*Exercise details*. The entries below should be transcribed in their entirety, exactly as written.

===== Stored rows =====

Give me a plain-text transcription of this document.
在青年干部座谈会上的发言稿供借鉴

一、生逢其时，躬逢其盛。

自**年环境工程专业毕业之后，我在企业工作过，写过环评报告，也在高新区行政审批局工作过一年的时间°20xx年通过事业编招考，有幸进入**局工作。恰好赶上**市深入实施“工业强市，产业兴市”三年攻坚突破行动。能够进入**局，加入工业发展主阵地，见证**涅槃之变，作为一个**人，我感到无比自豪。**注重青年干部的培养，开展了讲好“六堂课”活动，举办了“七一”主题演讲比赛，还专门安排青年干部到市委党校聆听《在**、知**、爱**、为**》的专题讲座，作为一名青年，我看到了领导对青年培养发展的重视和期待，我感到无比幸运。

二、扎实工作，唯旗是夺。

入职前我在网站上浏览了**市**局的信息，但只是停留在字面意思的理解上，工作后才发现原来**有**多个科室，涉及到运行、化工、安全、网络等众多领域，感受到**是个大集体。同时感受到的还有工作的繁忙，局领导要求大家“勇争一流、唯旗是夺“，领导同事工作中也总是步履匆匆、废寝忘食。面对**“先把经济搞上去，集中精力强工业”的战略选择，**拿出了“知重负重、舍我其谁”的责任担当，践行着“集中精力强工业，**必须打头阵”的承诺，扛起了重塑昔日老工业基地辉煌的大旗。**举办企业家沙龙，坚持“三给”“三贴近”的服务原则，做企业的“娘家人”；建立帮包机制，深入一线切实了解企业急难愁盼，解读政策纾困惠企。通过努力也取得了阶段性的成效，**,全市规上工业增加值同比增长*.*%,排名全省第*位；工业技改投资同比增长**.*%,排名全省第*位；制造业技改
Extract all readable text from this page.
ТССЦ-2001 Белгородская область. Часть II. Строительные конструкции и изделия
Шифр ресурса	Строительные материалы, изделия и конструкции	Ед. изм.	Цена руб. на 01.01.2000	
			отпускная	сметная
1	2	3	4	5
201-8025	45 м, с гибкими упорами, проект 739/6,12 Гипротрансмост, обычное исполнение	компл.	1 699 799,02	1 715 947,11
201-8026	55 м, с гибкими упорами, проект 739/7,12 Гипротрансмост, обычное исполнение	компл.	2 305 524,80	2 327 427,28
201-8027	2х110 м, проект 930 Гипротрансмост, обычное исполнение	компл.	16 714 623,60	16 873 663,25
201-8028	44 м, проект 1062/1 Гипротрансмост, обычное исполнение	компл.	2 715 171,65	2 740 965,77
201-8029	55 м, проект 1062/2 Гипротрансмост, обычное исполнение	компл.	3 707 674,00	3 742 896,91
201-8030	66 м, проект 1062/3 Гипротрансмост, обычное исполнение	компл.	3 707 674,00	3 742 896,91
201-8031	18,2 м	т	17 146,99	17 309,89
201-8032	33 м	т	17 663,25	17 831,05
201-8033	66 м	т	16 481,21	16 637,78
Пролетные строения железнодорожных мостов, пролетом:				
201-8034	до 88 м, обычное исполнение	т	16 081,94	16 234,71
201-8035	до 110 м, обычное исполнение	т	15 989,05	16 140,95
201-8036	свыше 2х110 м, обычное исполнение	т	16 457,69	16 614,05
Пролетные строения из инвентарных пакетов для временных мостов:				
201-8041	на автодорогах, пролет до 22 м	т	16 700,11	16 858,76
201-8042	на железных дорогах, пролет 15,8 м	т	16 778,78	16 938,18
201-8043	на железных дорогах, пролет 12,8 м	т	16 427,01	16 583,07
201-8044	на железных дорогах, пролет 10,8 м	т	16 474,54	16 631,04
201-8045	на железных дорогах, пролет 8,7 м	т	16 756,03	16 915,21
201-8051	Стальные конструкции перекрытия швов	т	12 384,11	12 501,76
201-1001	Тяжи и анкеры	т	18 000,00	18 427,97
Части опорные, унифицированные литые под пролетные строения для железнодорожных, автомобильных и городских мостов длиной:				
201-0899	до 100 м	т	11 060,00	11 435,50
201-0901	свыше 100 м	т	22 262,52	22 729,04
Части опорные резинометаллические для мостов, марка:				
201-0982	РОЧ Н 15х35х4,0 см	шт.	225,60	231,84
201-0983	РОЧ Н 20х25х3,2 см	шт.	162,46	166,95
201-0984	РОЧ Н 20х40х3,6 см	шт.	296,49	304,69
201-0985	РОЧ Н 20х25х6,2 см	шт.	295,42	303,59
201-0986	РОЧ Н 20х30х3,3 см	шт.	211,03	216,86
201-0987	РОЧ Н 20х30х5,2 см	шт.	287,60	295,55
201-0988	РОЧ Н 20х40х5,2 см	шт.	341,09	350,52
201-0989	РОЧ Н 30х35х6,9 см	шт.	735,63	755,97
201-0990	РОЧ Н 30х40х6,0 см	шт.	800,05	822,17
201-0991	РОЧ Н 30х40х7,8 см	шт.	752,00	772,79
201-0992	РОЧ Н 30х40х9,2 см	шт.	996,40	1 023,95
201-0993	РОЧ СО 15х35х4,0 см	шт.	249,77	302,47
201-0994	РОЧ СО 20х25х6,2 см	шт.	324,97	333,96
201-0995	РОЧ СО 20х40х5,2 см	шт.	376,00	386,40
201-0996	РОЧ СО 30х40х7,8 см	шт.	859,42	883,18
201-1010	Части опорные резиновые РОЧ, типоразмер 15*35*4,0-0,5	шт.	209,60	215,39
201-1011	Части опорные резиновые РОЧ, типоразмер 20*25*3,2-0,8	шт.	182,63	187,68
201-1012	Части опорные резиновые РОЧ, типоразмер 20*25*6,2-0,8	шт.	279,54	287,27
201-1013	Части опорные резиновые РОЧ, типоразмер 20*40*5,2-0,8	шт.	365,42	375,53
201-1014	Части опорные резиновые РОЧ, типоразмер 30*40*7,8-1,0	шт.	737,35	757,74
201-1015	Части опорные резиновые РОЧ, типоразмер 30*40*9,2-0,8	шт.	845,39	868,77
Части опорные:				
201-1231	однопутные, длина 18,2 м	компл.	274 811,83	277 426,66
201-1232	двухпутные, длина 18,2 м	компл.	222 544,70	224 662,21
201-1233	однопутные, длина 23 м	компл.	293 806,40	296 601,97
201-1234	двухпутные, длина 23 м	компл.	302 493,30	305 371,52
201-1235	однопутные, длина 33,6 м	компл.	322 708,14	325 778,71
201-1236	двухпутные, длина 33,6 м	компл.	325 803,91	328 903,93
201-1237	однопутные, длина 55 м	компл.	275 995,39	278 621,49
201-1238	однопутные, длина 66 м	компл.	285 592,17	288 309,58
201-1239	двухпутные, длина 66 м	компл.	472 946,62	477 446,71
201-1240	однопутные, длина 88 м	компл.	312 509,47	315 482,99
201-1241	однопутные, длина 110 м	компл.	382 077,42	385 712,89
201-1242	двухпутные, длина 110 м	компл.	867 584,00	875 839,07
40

=====

*Response below*.
Give me a plain-text transcription of this document.
在青年干部座谈会上的发言稿供借鉴

一、生逢其时，躬逢其盛。

自**年环境工程专业毕业之后，我在企业工作过，写过环评报告，也在高新区行政审批局工作过一年的时间°20xx年通过事业编招考，有幸进入**局工作。恰好赶上**市深入实施“工业强市，产业兴市”三年攻坚突破行动。能够进入**局，加入工业发展主阵地，见证**涅槃之变，作为一个**人，我感到无比自豪。**注重青年干部的培养，开展了讲好“六堂课”活动，举办了“七一”主题演讲比赛，还专门安排青年干部到市委党校聆听《在**、知**、爱**、为**》的专题讲座，作为一名青年，我看到了领导对青年培养发展的重视和期待，我感到无比幸运。

二、扎实工作，唯旗是夺。

入职前我在网站上浏览了**市**局的信息，但只是停留在字面意思的理解上，工作后才发现原来**有**多个科室，涉及到运行、化工、安全、网络等众多领域，感受到**是个大集体。同时感受到的还有工作的繁忙，局领导要求大家“勇争一流、唯旗是夺“，领导同事工作中也总是步履匆匆、废寝忘食。面对**“先把经济搞上去，集中精力强工业”的战略选择，**拿出了“知重负重、舍我其谁”的责任担当，践行着“集中精力强工业，**必须打头阵”的承诺，扛起了重塑昔日老工业基地辉煌的大旗。**举办企业家沙龙，坚持“三给”“三贴近”的服务原则，做企业的“娘家人”；建立帮包机制，深入一线切实了解企业急难愁盼，解读政策纾困惠企。通过努力也取得了阶段性的成效，**,全市规上工业增加值同比增长*.*%,排名全省第*位；工业技改投资同比增长**.*%,排名全省第*位；制造业技改
Extract all readable text from this page.
ТССЦ-2001 Белгородская область. Часть II. Строительные конструкции и изделия
Шифр ресурса	Строительные материалы, изделия и конструкции	Ед. изм.	Цена руб. на 01.01.2000	
			отпускная	сметная
1	2	3	4	5
201-8025	45 м, с гибкими упорами, проект 739/6,12 Гипротрансмост, обычное исполнение	компл.	1 699 799,02	1 715 947,11
201-8026	55 м, с гибкими упорами, проект 739/7,12 Гипротрансмост, обычное исполнение	компл.	2 305 524,80	2 327 427,28
201-8027	2х110 м, проект 930 Гипротрансмост, обычное исполнение	компл.	16 714 623,60	16 873 663,25
201-8028	44 м, проект 1062/1 Гипротрансмост, обычное исполнение	компл.	2 715 171,65	2 740 965,77
201-8029	55 м, проект 1062/2 Гипротрансмост, обычное исполнение	компл.	3 707 674,00	3 742 896,91
201-8030	66 м, проект 1062/3 Гипротрансмост, обычное исполнение	компл.	3 707 674,00	3 742 896,91
201-8031	18,2 м	т	17 146,99	17 309,89
201-8032	33 м	т	17 663,25	17 831,05
201-8033	66 м	т	16 481,21	16 637,78
Пролетные строения железнодорожных мостов, пролетом:				
201-8034	до 88 м, обычное исполнение	т	16 081,94	16 234,71
201-8035	до 110 м, обычное исполнение	т	15 989,05	16 140,95
201-8036	свыше 2х110 м, обычное исполнение	т	16 457,69	16 614,05
Пролетные строения из инвентарных пакетов для временных мостов:				
201-8041	на автодорогах, пролет до 22 м	т	16 700,11	16 858,76
201-8042	на железных дорогах, пролет 15,8 м	т	16 778,78	16 938,18
201-8043	на железных дорогах, пролет 12,8 м	т	16 427,01	16 583,07
201-8044	на железных дорогах, пролет 10,8 м	т	16 474,54	16 631,04
201-8045	на железных дорогах, пролет 8,7 м	т	16 756,03	16 915,21
201-8051	Стальные конструкции перекрытия швов	т	12 384,11	12 501,76
201-1001	Тяжи и анкеры	т	18 000,00	18 427,97
Части опорные, унифицированные литые под пролетные строения для железнодорожных, автомобильных и городских мостов длиной:				
201-0899	до 100 м	т	11 060,00	11 435,50
201-0901	свыше 100 м	т	22 262,52	22 729,04
Части опорные резинометаллические для мостов, марка:				
201-0982	РОЧ Н 15х35х4,0 см	шт.	225,60	231,84
201-0983	РОЧ Н 20х25х3,2 см	шт.	162,46	166,95
201-0984	РОЧ Н 20х40х3,6 см	шт.	296,49	304,69
201-0985	РОЧ Н 20х25х6,2 см	шт.	295,42	303,59
201-0986	РОЧ Н 20х30х3,3 см	шт.	211,03	216,86
201-0987	РОЧ Н 20х30х5,2 см	шт.	287,60	295,55
201-0988	РОЧ Н 20х40х5,2 см	шт.	341,09	350,52
201-0989	РОЧ Н 30х35х6,9 см	шт.	735,63	755,97
201-0990	РОЧ Н 30х40х6,0 см	шт.	800,05	822,17
201-0991	РОЧ Н 30х40х7,8 см	шт.	752,00	772,79
201-0992	РОЧ Н 30х40х9,2 см	шт.	996,40	1 023,95
201-0993	РОЧ СО 15х35х4,0 см	шт.	249,77	302,47
201-0994	РОЧ СО 20х25х6,2 см	шт.	324,97	333,96
201-0995	РОЧ СО 20х40х5,2 см	шт.	376,00	386,40
201-0996	РОЧ СО 30х40х7,8 см	шт.	859,42	883,18
201-1010	Части опорные резиновые РОЧ, типоразмер 15*35*4,0-0,5	шт.	209,60	215,39
201-1011	Части опорные резиновые РОЧ, типоразмер 20*25*3,2-0,8	шт.	182,63	187,68
201-1012	Части опорные резиновые РОЧ, типоразмер 20*25*6,2-0,8	шт.	279,54	287,27
201-1013	Части опорные резиновые РОЧ, типоразмер 20*40*5,2-0,8	шт.	365,42	375,53
201-1014	Части опорные резиновые РОЧ, типоразмер 30*40*7,8-1,0	шт.	737,35	757,74
201-1015	Части опорные резиновые РОЧ, типоразмер 30*40*9,2-0,8	шт.	845,39	868,77
Части опорные:				
201-1231	однопутные, длина 18,2 м	компл.	274 811,83	277 426,66
201-1232	двухпутные, длина 18,2 м	компл.	222 544,70	224 662,21
201-1233	однопутные, длина 23 м	компл.	293 806,40	296 601,97
201-1234	двухпутные, длина 23 м	компл.	302 493,30	305 371,52
201-1235	однопутные, длина 33,6 м	компл.	322 708,14	325 778,71
201-1236	двухпутные, длина 33,6 м	компл.	325 803,91	328 903,93
201-1237	однопутные, длина 55 м	компл.	275 995,39	278 621,49
201-1238	однопутные, длина 66 м	компл.	285 592,17	288 309,58
201-1239	двухпутные, длина 66 м	компл.	472 946,62	477 446,71
201-1240	однопутные, длина 88 м	компл.	312 509,47	315 482,99
201-1241	однопутные, длина 110 м	компл.	382 077,42	385 712,89
201-1242	двухпутные, длина 110 м	компл.	867 584,00	875 839,07
40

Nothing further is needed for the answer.